• [What is being asked]: Gather all lines in the entries that include the word "content".
==== Records for the task ====
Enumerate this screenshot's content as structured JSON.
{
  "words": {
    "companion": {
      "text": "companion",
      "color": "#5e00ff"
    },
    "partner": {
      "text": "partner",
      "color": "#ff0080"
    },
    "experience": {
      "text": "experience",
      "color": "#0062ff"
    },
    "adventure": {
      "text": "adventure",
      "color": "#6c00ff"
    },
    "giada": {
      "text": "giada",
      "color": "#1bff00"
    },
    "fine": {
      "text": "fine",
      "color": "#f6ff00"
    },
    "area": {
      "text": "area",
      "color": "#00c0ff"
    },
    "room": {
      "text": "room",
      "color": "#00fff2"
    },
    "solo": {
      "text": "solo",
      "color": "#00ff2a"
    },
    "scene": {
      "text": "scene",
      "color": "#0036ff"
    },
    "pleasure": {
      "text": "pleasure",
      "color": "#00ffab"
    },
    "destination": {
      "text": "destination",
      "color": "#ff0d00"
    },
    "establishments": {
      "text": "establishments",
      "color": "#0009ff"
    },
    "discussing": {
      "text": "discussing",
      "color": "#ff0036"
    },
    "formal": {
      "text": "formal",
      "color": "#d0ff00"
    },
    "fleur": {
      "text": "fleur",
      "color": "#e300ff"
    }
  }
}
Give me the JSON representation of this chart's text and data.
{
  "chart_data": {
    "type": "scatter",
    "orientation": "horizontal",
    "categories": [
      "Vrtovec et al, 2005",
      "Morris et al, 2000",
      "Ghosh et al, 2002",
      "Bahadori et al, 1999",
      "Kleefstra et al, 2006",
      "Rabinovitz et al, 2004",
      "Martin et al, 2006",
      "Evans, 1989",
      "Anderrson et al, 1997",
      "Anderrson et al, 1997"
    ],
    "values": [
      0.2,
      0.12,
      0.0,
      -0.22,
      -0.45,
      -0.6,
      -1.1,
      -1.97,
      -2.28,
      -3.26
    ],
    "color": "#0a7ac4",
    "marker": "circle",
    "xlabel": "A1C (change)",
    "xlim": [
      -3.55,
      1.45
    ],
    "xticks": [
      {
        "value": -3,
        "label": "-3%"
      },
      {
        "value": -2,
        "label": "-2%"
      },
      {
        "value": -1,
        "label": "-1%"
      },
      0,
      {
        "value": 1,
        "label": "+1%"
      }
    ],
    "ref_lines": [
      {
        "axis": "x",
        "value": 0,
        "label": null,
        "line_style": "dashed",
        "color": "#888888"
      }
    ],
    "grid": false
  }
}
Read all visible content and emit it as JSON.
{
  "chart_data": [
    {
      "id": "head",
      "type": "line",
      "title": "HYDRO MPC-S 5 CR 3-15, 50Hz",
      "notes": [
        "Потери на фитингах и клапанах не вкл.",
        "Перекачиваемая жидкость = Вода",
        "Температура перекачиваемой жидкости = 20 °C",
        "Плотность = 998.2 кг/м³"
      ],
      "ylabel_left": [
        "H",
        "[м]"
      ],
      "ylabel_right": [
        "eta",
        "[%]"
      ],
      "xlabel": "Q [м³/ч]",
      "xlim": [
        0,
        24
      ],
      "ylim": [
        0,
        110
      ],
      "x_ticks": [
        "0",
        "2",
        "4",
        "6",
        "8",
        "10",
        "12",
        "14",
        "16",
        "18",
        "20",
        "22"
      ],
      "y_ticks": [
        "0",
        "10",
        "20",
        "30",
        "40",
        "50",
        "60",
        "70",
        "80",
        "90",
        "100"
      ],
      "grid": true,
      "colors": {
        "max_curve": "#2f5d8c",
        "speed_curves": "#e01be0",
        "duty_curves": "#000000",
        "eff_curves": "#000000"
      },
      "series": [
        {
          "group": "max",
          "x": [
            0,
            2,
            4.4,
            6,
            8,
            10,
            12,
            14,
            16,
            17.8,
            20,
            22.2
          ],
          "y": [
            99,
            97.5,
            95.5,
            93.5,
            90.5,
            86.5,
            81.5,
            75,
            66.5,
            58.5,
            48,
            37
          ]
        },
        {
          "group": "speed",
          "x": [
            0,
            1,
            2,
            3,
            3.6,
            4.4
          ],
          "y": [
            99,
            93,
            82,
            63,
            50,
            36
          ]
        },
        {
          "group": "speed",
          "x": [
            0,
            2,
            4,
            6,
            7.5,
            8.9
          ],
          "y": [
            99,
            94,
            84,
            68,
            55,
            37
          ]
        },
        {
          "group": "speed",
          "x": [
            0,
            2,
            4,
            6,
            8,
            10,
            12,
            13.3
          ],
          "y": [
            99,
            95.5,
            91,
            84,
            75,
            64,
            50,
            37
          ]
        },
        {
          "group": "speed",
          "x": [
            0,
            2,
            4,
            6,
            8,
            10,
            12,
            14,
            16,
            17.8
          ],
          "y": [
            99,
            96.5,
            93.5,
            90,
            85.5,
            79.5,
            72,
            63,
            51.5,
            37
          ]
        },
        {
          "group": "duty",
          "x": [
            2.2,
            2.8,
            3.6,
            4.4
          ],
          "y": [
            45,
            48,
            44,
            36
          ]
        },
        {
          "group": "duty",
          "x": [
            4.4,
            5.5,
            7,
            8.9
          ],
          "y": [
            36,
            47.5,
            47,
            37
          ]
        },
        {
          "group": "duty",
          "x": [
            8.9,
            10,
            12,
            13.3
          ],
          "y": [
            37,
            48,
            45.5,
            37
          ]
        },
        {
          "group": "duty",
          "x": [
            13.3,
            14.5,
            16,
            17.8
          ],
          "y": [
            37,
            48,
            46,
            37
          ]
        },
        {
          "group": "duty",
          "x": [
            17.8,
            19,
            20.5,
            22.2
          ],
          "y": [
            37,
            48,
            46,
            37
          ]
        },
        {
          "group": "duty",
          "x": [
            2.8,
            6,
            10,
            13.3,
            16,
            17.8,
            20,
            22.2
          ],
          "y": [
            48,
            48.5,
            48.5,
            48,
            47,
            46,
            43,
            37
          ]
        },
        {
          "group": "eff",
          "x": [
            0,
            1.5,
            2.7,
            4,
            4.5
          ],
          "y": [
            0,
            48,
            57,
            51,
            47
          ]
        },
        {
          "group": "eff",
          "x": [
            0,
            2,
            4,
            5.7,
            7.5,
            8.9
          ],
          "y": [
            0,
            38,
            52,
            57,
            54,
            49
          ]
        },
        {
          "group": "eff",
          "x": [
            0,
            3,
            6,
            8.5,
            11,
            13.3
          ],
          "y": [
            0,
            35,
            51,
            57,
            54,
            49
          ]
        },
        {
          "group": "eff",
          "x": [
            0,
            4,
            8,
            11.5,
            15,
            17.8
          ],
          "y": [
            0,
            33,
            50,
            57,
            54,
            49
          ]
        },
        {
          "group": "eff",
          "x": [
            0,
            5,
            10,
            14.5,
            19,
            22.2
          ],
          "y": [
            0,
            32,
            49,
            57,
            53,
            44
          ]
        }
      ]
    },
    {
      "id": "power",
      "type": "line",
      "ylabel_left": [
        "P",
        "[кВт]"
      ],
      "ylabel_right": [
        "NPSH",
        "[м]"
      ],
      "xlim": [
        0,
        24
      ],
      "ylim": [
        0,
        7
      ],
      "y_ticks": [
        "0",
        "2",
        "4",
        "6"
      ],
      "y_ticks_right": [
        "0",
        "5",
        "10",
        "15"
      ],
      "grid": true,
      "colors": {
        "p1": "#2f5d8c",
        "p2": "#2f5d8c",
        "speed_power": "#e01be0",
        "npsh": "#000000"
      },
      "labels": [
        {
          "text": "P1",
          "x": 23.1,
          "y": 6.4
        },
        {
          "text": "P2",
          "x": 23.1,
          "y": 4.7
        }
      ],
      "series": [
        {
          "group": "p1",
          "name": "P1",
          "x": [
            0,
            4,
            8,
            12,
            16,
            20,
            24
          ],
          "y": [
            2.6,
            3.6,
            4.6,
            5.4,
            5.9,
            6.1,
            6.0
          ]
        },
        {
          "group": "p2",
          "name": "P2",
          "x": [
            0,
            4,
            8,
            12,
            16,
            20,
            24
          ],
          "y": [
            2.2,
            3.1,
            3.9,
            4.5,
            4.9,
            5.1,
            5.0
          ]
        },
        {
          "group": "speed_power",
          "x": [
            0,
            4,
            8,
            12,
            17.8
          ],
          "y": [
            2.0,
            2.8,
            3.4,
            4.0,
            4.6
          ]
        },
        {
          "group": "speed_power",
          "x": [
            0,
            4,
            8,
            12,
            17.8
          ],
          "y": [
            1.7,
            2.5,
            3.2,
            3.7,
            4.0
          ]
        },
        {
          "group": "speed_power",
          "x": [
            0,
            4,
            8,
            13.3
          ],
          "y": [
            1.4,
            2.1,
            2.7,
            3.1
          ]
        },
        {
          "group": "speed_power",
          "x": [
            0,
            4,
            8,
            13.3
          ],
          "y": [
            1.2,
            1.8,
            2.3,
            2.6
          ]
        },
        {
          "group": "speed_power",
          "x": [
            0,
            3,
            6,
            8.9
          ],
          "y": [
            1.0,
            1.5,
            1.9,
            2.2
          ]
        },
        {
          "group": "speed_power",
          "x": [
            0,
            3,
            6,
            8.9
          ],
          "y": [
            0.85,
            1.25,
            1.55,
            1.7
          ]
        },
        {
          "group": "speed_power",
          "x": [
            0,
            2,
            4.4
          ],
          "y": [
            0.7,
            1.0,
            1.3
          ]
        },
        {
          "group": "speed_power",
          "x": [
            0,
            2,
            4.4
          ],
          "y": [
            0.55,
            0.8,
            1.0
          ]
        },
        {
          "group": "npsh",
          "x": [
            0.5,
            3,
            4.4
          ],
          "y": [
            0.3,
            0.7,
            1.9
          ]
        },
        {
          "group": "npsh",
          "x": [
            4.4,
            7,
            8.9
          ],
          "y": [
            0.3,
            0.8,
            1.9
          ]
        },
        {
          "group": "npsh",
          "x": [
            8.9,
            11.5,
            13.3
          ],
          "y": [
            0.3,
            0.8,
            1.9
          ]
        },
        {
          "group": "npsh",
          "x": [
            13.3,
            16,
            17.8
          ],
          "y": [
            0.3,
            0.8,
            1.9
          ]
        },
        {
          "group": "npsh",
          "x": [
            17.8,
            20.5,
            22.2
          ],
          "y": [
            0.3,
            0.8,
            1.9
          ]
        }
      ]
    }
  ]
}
====
• [Solution to this problem]:
Enumerate this screenshot's content as structured JSON.
Read all visible content and emit it as JSON.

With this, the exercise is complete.